(Task to complete):
Copy out each line of the material in which the word "фоне" appears.
——
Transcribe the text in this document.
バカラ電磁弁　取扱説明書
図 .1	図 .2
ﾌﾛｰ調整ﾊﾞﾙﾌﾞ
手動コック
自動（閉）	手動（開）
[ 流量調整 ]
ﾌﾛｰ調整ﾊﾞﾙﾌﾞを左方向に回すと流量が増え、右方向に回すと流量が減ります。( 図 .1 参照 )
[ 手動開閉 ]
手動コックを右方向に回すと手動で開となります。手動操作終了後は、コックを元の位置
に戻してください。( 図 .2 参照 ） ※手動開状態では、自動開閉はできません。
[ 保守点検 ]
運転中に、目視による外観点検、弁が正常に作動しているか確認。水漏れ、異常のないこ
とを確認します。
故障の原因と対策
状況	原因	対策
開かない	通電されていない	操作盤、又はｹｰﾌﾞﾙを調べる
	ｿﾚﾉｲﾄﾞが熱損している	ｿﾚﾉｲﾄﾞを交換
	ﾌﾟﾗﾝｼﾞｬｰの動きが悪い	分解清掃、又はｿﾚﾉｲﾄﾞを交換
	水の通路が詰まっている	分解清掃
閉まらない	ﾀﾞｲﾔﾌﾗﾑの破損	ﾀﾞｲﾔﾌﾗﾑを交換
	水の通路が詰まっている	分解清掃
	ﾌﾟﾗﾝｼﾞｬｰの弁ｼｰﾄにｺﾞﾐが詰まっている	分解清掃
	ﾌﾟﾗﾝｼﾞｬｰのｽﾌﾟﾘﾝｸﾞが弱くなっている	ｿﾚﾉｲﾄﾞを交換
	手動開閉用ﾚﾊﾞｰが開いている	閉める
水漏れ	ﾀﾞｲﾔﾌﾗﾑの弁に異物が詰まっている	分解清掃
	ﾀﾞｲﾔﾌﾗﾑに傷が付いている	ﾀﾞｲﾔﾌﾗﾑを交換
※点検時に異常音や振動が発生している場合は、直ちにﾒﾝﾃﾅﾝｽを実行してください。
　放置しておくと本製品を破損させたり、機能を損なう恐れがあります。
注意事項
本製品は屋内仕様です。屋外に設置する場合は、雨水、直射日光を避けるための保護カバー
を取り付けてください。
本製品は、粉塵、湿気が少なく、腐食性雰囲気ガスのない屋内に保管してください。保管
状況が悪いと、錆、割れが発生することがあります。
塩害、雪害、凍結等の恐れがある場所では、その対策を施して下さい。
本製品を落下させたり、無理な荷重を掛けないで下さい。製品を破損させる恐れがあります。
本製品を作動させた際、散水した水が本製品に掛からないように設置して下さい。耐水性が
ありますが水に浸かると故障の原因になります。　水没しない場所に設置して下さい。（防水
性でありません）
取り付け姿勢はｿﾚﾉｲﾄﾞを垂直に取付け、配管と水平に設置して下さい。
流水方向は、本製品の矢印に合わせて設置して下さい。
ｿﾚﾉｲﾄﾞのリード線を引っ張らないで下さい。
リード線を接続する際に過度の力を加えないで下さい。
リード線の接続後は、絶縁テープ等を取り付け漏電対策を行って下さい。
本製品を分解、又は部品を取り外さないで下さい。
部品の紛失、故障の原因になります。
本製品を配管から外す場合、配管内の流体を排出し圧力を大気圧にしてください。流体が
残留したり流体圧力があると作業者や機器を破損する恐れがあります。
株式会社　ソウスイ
——
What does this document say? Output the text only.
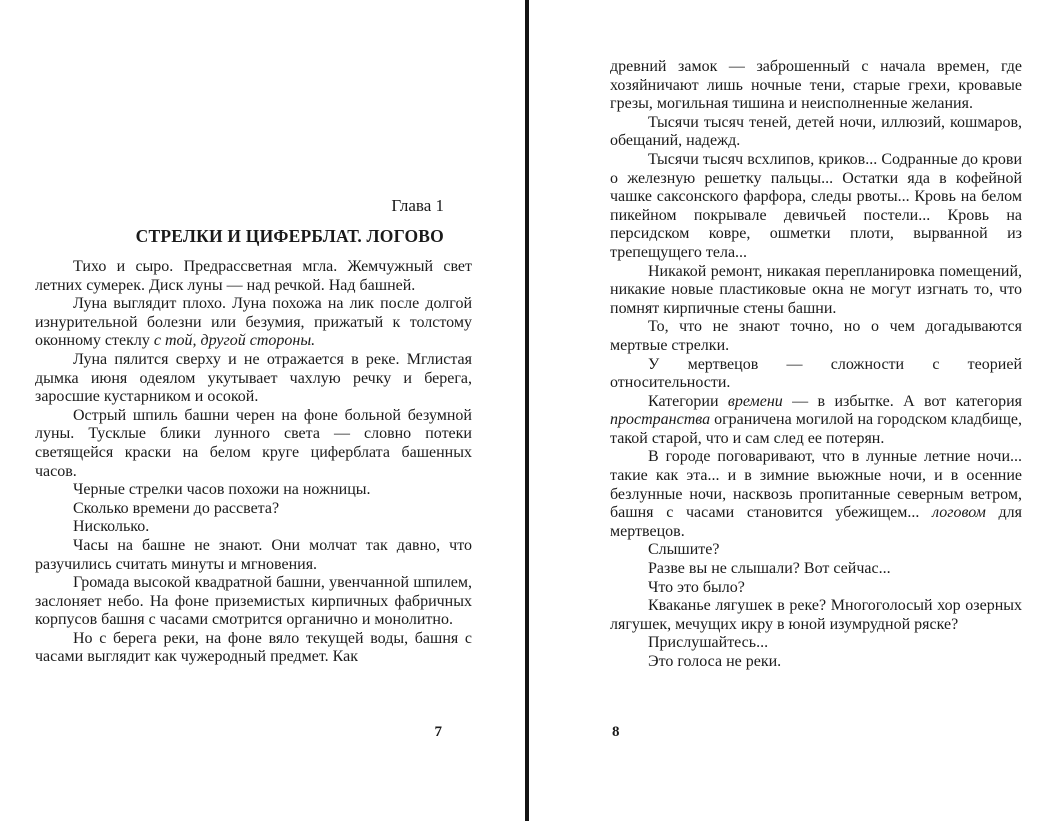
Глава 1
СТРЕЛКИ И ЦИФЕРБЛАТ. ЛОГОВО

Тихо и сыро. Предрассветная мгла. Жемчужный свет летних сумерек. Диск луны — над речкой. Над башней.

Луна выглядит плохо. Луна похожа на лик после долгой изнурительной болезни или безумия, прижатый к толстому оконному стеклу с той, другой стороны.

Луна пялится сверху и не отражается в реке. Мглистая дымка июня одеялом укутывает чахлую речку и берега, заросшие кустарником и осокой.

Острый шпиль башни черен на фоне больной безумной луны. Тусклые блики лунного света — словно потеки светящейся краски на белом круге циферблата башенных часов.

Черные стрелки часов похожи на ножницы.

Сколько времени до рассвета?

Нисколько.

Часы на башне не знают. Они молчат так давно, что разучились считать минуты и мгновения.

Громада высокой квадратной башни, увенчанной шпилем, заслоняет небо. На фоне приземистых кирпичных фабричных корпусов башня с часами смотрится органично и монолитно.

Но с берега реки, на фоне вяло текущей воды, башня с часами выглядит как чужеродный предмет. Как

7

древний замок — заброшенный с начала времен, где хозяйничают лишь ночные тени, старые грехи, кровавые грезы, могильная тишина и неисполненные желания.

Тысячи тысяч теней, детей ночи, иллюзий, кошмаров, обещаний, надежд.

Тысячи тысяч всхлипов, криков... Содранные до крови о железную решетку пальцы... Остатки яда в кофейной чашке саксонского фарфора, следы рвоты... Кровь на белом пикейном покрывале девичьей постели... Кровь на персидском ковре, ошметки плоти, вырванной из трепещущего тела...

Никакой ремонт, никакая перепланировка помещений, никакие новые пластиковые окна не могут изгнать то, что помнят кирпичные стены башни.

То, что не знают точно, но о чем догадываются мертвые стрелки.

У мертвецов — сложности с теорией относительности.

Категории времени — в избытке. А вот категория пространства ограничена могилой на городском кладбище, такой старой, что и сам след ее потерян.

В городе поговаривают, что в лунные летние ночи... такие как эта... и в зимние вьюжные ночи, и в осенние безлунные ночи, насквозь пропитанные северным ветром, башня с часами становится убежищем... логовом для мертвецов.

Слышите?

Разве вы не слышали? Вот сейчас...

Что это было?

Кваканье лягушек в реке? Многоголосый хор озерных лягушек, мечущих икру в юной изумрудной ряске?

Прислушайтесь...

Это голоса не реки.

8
——
(Completed task):
Острый шпиль башни черен на фоне больной безумной луны. Тусклые блики лунного света — словно потеки светящейся краски на белом круге циферблата башенных часов.
Громада высокой квадратной башни, увенчанной шпилем, заслоняет небо. На фоне приземистых кирпичных фабричных корпусов башня с часами смотрится органично и монолитно.
Но с берега реки, на фоне вяло текущей воды, башня с часами выглядит как чужеродный предмет. Как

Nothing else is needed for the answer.